Take every line from the material that has the word "gear" in it.
※ ※ ※
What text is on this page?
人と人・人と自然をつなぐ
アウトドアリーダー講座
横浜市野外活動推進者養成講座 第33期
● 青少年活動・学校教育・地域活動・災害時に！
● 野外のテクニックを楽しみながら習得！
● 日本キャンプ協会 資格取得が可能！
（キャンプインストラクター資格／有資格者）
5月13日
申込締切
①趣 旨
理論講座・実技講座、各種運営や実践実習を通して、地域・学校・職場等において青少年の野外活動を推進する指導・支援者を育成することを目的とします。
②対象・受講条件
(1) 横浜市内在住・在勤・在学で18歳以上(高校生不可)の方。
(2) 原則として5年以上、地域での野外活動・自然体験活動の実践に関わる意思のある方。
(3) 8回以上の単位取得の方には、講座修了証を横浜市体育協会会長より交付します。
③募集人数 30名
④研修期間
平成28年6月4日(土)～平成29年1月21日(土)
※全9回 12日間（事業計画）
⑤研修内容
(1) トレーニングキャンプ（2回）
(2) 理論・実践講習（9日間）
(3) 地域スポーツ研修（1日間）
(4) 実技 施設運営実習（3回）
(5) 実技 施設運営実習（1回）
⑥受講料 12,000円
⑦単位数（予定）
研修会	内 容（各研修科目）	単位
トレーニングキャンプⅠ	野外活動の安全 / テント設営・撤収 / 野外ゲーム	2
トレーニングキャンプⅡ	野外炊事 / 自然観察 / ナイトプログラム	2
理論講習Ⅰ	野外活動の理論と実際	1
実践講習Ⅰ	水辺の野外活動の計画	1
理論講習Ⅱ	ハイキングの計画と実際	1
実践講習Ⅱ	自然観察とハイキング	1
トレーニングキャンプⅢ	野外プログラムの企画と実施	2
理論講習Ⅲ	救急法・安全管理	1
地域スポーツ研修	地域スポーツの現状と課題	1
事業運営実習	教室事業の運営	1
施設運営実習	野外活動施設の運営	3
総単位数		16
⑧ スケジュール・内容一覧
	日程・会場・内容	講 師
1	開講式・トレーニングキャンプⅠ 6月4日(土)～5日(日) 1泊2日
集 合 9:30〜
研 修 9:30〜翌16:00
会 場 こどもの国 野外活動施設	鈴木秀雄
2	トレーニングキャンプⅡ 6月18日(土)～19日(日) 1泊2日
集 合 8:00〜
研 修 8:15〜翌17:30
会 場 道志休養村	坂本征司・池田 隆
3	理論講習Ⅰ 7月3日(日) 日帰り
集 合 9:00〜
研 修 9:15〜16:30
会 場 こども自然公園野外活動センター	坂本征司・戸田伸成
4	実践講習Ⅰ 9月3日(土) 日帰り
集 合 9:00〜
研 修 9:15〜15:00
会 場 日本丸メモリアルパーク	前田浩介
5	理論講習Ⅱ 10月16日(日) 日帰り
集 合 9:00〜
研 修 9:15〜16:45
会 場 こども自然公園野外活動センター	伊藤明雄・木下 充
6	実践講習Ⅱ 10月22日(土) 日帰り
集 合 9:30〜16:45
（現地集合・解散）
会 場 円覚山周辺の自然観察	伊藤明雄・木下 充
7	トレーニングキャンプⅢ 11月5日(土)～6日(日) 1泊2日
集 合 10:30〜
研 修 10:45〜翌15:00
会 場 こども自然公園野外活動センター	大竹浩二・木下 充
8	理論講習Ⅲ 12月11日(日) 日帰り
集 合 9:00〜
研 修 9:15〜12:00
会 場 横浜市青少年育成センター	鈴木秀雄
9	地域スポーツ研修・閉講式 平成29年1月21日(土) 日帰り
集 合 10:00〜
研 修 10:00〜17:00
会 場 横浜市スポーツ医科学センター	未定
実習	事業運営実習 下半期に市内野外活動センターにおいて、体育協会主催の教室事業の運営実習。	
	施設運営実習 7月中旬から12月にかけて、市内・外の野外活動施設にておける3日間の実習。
※ ※ ※
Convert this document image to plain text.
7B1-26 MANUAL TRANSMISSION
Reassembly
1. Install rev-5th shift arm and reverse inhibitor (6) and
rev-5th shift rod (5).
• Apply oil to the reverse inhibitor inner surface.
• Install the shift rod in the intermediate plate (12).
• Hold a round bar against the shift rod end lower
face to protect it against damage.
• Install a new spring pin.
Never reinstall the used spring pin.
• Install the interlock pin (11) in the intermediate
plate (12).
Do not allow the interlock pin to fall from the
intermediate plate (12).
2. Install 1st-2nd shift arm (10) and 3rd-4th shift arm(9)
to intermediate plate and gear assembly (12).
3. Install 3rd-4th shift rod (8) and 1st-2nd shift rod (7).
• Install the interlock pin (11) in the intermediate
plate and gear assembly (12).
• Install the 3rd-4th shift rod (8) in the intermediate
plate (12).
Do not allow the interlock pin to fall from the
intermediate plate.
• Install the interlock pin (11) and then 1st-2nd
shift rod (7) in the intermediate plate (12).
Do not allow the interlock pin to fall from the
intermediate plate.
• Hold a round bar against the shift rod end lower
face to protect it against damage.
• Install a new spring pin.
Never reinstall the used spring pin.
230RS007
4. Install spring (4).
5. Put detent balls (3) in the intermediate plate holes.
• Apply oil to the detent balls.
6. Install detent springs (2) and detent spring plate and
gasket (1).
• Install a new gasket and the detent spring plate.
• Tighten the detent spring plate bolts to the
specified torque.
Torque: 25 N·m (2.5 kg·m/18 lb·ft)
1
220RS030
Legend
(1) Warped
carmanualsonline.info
※ ※ ※
Full answer
to intermediate plate and gear assembly (12).
plate and gear assembly (12).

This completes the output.